→ **Task details**:
Leave out the images; return the rest of the data exactly.

→ **Records shown**:
+++

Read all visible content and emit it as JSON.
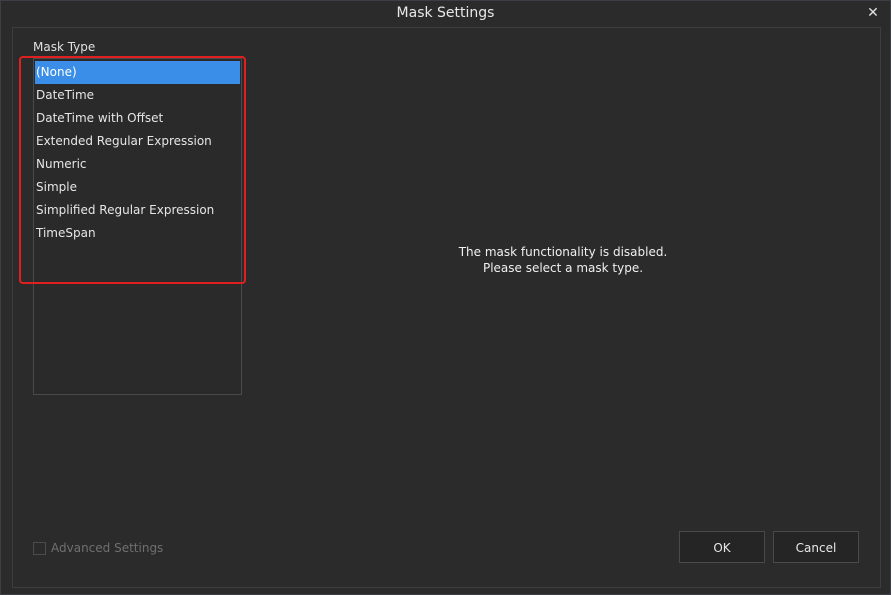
{
  "window": {
    "title": "Mask Settings",
    "close_glyph": "✕"
  },
  "mask_type": {
    "label": "Mask Type",
    "items": [
      {
        "label": "(None)",
        "selected": true
      },
      {
        "label": "DateTime",
        "selected": false
      },
      {
        "label": "DateTime with Offset",
        "selected": false
      },
      {
        "label": "Extended Regular Expression",
        "selected": false
      },
      {
        "label": "Numeric",
        "selected": false
      },
      {
        "label": "Simple",
        "selected": false
      },
      {
        "label": "Simplified Regular Expression",
        "selected": false
      },
      {
        "label": "TimeSpan",
        "selected": false
      }
    ]
  },
  "message": {
    "line1": "The mask functionality is disabled.",
    "line2": "Please select a mask type."
  },
  "advanced_settings": {
    "label": "Advanced Settings",
    "checked": false,
    "enabled": false
  },
  "buttons": {
    "ok": "OK",
    "cancel": "Cancel"
  },
  "colors": {
    "selection": "#3a8ee8",
    "highlight": "#e02020",
    "background": "#2b2b2b"
  }
}
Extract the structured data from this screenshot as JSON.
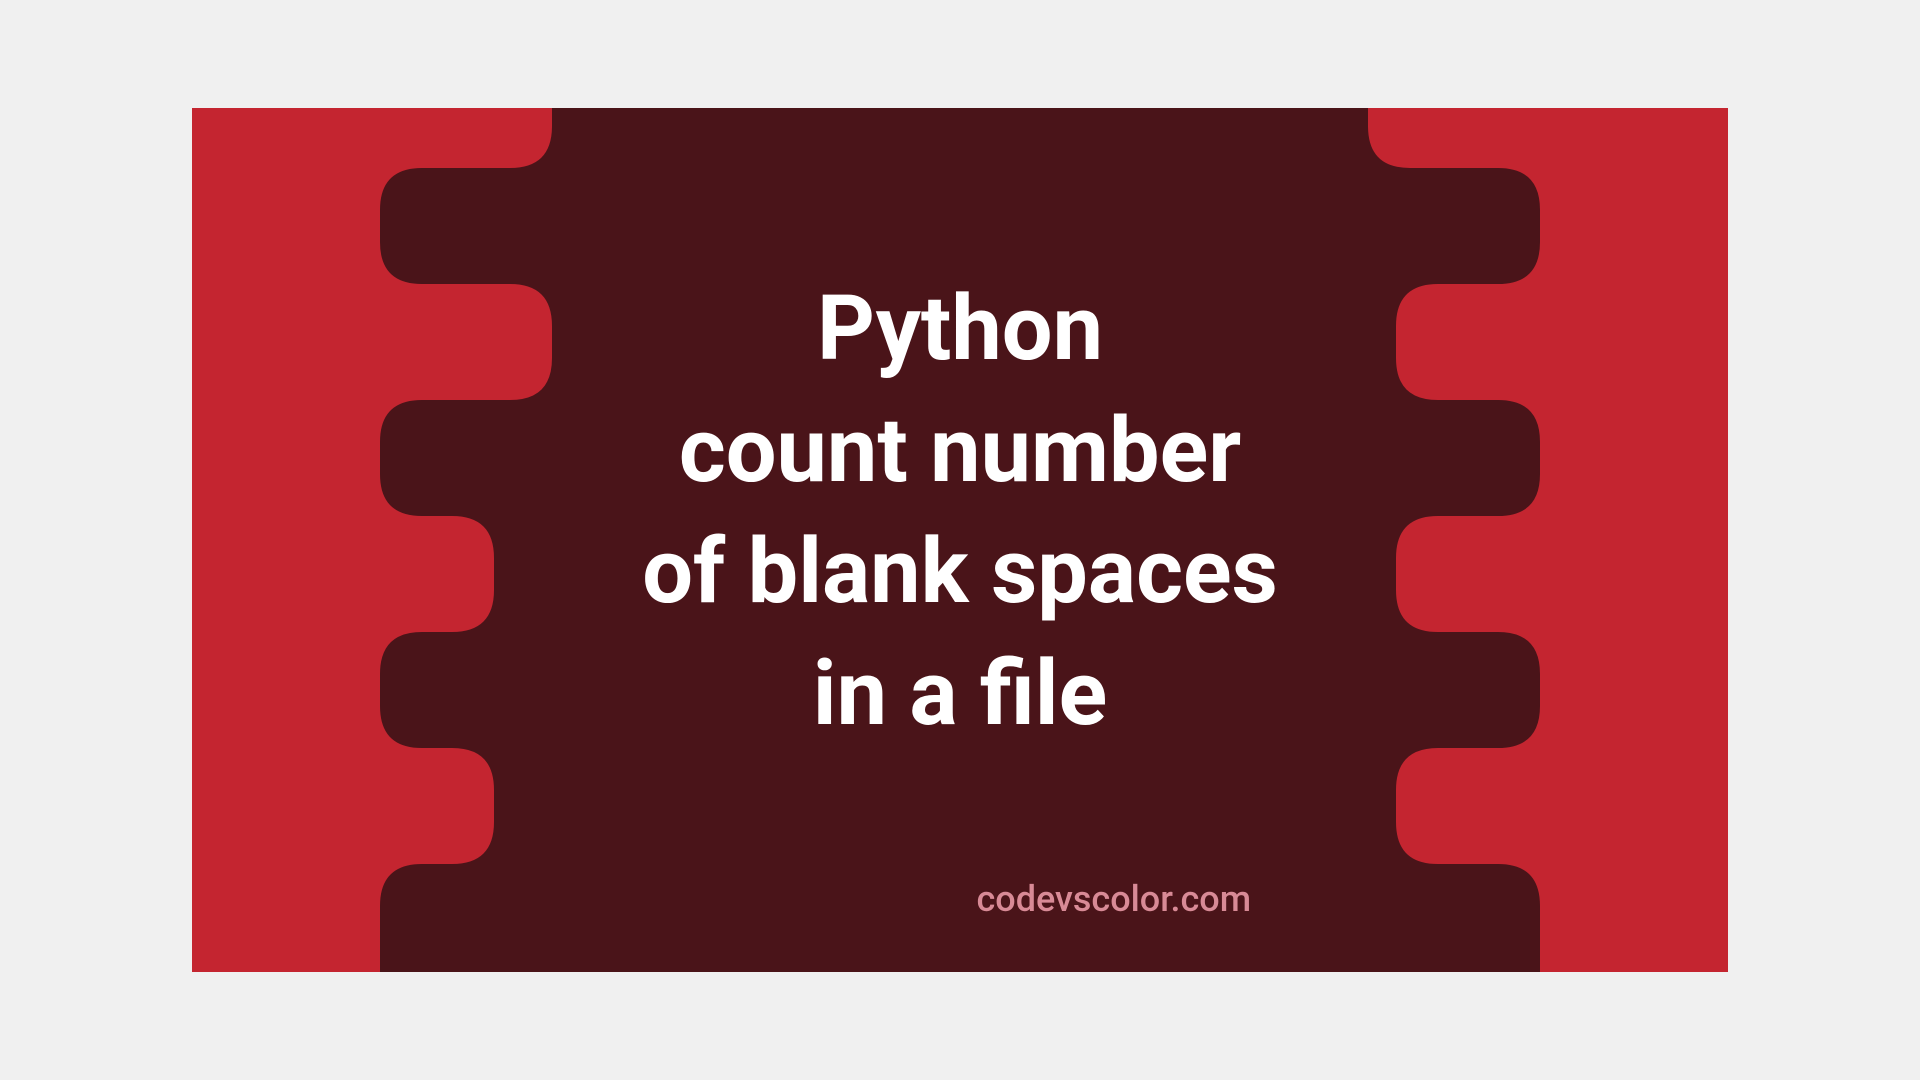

+++

→ **Expected answer**:
Read all visible content and emit it as JSON.
{
  "window": {
    "title": "Mask Settings",
    "close_glyph": "✕"
  },
  "mask_type": {
    "label": "Mask Type",
    "items": [
      {
        "label": "(None)",
        "selected": true
      },
      {
        "label": "DateTime",
        "selected": false
      },
      {
        "label": "DateTime with Offset",
        "selected": false
      },
      {
        "label": "Extended Regular Expression",
        "selected": false
      },
      {
        "label": "Numeric",
        "selected": false
      },
      {
        "label": "Simple",
        "selected": false
      },
      {
        "label": "Simplified Regular Expression",
        "selected": false
      },
      {
        "label": "TimeSpan",
        "selected": false
      }
    ]
  },
  "message": {
    "line1": "The mask functionality is disabled.",
    "line2": "Please select a mask type."
  },
  "advanced_settings": {
    "label": "Advanced Settings",
    "checked": false,
    "enabled": false
  },
  "buttons": {
    "ok": "OK",
    "cancel": "Cancel"
  },
  "colors": {
    "selection": "#3a8ee8",
    "highlight": "#e02020",
    "background": "#2b2b2b"
  }
}
Extract the structured data from this screenshot as JSON.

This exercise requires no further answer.